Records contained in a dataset
---------------
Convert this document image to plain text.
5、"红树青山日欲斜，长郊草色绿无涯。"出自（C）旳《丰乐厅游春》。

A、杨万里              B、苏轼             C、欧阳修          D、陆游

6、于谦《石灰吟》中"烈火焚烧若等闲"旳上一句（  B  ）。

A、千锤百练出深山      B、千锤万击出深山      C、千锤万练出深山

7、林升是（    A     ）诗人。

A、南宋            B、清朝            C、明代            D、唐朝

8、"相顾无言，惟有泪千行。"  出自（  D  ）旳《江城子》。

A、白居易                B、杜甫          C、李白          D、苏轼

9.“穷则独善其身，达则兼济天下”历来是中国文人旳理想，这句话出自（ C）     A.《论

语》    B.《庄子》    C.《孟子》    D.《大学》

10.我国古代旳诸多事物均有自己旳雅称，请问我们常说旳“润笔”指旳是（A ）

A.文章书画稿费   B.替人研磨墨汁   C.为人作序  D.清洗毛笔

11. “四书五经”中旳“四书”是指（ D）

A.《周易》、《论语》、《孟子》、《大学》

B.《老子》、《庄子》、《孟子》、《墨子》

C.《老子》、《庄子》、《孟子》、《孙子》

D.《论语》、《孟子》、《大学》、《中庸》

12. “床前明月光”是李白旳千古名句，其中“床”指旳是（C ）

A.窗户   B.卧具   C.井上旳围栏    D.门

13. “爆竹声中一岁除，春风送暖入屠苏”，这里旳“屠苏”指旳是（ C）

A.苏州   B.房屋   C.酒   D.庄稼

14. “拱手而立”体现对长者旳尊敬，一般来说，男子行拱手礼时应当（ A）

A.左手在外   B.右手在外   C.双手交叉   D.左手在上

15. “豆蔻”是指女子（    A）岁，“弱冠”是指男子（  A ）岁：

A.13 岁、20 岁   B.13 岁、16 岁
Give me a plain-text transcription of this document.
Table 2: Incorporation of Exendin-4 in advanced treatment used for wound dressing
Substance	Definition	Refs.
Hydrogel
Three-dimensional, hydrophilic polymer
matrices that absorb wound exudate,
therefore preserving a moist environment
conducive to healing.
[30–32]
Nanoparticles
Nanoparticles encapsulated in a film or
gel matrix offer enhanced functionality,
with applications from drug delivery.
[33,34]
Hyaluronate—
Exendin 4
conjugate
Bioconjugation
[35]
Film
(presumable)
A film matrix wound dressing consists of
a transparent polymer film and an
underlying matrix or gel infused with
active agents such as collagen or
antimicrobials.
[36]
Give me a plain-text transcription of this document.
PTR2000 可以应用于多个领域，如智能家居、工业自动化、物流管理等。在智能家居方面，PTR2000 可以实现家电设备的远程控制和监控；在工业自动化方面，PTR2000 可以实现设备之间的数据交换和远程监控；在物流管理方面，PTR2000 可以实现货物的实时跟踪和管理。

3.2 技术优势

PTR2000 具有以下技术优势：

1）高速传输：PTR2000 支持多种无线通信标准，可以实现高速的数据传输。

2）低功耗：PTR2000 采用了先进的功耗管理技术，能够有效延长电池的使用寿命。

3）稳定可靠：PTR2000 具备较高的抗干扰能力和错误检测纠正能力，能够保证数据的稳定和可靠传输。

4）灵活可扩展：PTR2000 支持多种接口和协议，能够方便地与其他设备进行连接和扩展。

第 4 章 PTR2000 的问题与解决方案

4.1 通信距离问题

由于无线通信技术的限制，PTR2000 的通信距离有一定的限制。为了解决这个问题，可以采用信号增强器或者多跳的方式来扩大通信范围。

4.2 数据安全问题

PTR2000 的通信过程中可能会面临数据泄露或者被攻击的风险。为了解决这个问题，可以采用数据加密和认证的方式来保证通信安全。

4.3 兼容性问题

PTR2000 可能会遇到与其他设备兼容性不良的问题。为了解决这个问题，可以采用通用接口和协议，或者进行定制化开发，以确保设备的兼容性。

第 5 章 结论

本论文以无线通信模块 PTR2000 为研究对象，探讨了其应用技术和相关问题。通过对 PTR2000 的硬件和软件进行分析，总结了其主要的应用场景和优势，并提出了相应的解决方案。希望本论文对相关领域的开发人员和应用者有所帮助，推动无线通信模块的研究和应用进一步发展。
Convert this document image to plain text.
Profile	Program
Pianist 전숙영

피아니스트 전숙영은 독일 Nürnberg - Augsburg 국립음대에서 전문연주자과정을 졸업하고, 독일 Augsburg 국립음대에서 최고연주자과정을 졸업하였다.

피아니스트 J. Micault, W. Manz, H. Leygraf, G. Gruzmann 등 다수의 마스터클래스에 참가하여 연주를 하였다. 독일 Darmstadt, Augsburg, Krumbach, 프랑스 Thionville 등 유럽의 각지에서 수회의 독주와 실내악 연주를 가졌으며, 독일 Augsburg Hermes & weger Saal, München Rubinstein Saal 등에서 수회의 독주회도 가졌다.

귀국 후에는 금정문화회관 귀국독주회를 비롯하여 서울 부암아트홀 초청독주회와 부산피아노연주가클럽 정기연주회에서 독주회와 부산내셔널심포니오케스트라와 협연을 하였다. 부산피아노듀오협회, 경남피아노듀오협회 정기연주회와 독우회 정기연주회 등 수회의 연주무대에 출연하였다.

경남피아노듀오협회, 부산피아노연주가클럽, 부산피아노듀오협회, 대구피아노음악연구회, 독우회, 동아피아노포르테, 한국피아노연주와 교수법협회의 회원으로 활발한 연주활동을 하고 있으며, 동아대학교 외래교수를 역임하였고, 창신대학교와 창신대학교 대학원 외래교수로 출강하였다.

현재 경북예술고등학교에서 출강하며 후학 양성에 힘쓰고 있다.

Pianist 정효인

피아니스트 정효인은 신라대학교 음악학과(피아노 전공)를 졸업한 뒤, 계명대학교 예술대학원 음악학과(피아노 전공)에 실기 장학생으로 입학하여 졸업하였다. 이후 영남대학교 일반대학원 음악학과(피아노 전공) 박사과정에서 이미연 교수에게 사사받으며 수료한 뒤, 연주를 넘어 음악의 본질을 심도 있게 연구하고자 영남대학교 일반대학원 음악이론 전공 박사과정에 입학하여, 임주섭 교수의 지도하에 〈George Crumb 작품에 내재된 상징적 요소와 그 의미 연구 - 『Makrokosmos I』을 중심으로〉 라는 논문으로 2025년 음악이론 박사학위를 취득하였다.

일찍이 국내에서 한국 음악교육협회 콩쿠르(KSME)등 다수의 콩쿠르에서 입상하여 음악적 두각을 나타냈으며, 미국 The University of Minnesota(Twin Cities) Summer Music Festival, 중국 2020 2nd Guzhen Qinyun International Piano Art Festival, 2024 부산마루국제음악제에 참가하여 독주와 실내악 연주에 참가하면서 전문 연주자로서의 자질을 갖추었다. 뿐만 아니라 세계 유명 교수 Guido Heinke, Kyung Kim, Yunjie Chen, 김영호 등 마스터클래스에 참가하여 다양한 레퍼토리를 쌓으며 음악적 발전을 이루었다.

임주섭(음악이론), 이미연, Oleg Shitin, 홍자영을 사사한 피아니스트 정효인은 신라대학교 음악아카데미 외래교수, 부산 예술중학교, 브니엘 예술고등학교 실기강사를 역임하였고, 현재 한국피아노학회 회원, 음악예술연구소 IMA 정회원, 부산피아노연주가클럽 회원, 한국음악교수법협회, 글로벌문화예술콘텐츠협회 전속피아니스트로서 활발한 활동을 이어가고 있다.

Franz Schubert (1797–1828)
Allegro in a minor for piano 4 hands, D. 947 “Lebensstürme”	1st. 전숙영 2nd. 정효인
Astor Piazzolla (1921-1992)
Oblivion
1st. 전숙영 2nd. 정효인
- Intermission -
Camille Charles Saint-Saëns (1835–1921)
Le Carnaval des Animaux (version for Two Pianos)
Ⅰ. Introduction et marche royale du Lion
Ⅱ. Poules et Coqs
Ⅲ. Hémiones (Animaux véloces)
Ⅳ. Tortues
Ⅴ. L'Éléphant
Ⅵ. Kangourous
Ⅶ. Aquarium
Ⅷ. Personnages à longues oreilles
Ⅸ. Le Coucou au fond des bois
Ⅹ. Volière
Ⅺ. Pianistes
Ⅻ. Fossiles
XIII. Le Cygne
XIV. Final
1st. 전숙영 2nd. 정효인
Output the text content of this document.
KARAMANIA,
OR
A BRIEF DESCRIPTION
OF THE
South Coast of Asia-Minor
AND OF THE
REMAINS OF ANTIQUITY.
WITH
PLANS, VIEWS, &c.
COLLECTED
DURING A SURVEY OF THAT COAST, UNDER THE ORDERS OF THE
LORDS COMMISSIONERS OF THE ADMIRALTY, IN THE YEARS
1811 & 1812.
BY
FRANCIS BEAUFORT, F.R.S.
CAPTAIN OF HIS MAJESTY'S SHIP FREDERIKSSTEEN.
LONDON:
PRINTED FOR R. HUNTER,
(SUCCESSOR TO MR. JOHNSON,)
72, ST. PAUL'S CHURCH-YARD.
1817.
---------------
**Task directions**
List each line holding the string "졸업하였다".

**Exercise solution**
피아니스트 전숙영은 독일 Nürnberg - Augsburg 국립음대에서 전문연주자과정을 졸업하고, 독일 Augsburg 국립음대에서 최고연주자과정을 졸업하였다.
피아니스트 정효인은 신라대학교 음악학과(피아노 전공)를 졸업한 뒤, 계명대학교 예술대학원 음악학과(피아노 전공)에 실기 장학생으로 입학하여 졸업하였다. 이후 영남대학교 일반대학원 음악학과(피아노 전공) 박사과정에서 이미연 교수에게 사사받으며 수료한 뒤, 연주를 넘어 음악의 본질을 심도 있게 연구하고자 영남대학교 일반대학원 음악이론 전공 박사과정에 입학하여, 임주섭 교수의 지도하에 〈George Crumb 작품에 내재된 상징적 요소와 그 의미 연구 - 『Makrokosmos I』을 중심으로〉 라는 논문으로 2025년 음악이론 박사학위를 취득하였다.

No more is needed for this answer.